WHAT YOU ARE ASKED TO DO: Wherever the string "Sold" occurs in a line of these records, report that line.

Figure record listings:
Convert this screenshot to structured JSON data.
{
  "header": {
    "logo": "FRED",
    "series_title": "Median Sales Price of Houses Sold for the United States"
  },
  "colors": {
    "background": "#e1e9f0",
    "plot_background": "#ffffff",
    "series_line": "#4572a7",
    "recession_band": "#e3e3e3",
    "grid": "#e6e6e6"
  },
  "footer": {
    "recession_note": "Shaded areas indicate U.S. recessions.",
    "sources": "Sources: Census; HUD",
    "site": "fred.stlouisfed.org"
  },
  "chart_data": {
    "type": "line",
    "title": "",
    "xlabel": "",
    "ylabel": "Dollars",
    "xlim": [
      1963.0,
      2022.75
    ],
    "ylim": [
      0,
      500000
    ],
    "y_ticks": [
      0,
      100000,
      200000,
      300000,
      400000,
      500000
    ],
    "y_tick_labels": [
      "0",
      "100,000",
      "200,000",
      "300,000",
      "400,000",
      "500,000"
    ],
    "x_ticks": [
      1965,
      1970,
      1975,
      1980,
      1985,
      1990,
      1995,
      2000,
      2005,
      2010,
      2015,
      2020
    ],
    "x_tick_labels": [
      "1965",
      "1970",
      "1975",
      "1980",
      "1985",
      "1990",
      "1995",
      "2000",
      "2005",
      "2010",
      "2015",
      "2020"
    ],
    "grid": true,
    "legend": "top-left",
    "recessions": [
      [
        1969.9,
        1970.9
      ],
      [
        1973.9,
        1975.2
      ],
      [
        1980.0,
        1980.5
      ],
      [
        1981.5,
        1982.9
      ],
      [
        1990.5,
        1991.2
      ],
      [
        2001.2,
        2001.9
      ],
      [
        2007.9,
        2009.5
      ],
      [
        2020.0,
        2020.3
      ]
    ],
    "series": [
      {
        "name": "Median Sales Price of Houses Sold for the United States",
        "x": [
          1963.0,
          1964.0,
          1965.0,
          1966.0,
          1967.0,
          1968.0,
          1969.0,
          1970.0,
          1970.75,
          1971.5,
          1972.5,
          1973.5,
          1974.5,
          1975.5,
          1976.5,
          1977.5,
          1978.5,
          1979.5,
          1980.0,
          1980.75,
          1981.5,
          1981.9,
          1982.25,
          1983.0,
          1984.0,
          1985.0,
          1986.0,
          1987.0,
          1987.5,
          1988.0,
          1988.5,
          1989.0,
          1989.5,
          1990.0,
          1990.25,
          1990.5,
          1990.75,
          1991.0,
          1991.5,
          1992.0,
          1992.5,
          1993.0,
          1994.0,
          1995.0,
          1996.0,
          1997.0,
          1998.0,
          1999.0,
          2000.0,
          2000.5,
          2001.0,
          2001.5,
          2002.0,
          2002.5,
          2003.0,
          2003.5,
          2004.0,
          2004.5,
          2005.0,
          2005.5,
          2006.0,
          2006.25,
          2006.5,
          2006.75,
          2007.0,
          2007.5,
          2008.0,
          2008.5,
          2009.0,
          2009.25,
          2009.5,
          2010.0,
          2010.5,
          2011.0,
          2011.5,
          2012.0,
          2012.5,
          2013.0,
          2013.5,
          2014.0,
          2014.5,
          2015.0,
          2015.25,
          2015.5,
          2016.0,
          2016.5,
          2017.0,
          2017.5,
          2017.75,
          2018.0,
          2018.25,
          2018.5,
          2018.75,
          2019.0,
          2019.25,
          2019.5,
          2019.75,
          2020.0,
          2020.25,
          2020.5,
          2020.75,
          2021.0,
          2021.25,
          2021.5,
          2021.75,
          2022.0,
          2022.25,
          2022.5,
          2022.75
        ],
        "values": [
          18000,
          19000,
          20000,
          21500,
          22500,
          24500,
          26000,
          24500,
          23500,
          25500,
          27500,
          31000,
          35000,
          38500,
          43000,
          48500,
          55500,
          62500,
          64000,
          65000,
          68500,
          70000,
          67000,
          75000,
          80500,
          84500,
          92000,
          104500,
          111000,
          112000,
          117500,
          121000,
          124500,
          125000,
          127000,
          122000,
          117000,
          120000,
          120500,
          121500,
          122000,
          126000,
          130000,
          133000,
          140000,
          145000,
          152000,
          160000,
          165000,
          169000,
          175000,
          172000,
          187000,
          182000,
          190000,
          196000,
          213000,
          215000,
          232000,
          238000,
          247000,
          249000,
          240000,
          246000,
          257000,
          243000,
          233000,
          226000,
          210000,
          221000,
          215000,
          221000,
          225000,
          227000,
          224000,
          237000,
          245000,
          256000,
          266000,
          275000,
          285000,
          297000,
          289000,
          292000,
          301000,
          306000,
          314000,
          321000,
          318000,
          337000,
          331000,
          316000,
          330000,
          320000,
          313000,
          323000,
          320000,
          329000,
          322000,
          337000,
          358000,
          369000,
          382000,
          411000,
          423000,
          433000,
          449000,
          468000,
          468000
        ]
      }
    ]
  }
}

OUTPUT FOR THIS EXERCISE:
    "series_title": "Median Sales Price of Houses Sold for the United States"
        "name": "Median Sales Price of Houses Sold for the United States",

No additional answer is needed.